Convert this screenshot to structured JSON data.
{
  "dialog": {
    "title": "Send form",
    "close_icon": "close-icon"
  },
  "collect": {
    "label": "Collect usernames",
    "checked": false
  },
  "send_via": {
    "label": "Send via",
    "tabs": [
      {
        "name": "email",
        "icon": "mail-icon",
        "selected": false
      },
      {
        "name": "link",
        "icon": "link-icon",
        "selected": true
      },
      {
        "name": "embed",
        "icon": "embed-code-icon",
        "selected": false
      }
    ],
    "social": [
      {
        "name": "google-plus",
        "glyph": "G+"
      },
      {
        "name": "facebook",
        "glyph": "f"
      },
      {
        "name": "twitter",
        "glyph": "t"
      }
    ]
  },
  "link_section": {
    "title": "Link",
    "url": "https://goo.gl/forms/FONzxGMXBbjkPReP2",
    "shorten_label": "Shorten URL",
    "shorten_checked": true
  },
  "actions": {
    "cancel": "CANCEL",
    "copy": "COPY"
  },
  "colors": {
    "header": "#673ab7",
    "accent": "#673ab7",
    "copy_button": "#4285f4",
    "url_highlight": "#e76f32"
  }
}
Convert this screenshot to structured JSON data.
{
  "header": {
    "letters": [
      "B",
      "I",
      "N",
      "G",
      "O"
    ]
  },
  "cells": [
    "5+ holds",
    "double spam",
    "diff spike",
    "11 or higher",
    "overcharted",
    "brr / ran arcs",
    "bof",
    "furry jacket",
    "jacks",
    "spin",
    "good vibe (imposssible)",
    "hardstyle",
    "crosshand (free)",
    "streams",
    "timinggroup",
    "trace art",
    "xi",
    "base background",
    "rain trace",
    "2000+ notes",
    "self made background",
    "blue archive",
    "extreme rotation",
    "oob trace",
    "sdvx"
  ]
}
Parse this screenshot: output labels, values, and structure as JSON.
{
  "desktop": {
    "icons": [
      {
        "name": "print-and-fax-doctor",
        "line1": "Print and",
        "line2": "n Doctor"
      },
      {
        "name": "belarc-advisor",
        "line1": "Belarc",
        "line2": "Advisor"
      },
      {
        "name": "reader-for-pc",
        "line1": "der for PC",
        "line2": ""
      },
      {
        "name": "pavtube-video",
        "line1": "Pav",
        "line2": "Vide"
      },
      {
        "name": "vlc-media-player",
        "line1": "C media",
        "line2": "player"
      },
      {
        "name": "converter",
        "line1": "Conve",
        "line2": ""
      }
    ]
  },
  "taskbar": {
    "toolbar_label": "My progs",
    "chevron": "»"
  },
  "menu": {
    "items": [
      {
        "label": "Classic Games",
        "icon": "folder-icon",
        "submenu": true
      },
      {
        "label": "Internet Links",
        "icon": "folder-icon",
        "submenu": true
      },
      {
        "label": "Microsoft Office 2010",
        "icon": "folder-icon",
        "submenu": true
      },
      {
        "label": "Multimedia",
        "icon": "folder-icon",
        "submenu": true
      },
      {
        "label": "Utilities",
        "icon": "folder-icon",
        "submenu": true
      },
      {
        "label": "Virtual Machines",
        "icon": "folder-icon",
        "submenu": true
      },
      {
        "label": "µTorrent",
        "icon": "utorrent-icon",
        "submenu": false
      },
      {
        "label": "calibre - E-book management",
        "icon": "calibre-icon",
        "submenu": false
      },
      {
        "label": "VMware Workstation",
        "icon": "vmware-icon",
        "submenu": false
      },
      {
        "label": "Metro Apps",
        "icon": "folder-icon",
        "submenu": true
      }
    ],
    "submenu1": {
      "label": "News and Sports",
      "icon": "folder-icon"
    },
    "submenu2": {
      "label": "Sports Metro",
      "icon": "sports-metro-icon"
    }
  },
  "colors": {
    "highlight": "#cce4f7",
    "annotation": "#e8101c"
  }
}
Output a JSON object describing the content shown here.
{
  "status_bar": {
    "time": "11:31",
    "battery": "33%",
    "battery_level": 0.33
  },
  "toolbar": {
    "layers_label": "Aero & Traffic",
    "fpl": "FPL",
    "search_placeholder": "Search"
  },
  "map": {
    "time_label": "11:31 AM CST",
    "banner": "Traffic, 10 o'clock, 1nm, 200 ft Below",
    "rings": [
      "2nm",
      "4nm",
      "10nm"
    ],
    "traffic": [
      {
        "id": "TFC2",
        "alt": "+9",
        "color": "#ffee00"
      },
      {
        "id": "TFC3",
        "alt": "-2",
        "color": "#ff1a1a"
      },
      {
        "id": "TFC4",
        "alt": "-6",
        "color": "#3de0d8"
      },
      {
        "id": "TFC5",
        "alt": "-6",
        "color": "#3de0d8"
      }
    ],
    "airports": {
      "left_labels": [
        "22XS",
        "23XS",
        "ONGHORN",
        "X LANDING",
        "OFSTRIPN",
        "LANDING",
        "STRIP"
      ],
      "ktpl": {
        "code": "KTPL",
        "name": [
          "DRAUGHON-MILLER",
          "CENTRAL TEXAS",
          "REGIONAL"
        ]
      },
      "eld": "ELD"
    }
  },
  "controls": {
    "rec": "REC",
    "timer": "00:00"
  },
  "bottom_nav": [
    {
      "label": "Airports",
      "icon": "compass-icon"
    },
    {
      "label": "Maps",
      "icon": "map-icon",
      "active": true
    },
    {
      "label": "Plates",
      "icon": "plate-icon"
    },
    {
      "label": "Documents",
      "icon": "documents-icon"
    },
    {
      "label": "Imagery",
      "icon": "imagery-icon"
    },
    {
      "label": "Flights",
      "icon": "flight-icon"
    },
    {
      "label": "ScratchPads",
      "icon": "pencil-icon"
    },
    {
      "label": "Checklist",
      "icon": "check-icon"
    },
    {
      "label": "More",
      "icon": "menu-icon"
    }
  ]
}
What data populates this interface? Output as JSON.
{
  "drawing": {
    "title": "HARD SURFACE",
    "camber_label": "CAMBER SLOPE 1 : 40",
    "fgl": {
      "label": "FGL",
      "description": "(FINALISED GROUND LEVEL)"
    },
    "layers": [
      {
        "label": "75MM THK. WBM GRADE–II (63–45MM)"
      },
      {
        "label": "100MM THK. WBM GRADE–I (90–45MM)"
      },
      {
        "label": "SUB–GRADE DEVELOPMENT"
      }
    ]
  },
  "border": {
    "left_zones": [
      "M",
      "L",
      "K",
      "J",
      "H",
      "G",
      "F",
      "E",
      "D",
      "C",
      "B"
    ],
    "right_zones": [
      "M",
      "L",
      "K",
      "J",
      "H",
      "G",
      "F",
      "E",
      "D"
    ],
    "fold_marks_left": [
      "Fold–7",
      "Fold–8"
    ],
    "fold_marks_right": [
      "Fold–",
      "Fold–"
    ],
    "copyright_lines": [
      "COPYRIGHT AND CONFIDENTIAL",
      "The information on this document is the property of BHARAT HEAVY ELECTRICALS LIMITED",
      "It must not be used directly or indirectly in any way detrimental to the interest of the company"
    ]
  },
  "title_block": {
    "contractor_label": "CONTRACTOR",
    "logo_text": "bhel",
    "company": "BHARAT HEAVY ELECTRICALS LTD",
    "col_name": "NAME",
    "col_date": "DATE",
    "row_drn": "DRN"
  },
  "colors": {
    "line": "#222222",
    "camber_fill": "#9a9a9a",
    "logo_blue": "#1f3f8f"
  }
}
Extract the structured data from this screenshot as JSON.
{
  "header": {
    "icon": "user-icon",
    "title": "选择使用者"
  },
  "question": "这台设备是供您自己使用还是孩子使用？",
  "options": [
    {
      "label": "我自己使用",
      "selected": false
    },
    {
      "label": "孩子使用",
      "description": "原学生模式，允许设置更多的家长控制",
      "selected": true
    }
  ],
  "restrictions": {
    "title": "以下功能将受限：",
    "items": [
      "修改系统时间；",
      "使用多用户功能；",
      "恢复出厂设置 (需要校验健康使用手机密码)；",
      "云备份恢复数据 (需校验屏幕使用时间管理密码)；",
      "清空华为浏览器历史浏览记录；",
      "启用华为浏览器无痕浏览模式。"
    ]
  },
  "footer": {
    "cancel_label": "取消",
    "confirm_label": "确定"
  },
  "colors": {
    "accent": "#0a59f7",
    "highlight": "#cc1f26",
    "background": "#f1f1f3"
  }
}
════════
● Your goal: Take every line from the one containing "Extract the structured" to the end of the listing and output it exactly, with nothing else.

● Answer to the exercise:
Extract the structured data from this screenshot as JSON.
{
  "header": {
    "icon": "user-icon",
    "title": "选择使用者"
  },
  "question": "这台设备是供您自己使用还是孩子使用？",
  "options": [
    {
      "label": "我自己使用",
      "selected": false
    },
    {
      "label": "孩子使用",
      "description": "原学生模式，允许设置更多的家长控制",
      "selected": true
    }
  ],
  "restrictions": {
    "title": "以下功能将受限：",
    "items": [
      "修改系统时间；",
      "使用多用户功能；",
      "恢复出厂设置 (需要校验健康使用手机密码)；",
      "云备份恢复数据 (需校验屏幕使用时间管理密码)；",
      "清空华为浏览器历史浏览记录；",
      "启用华为浏览器无痕浏览模式。"
    ]
  },
  "footer": {
    "cancel_label": "取消",
    "confirm_label": "确定"
  },
  "colors": {
    "accent": "#0a59f7",
    "highlight": "#cc1f26",
    "background": "#f1f1f3"
  }
}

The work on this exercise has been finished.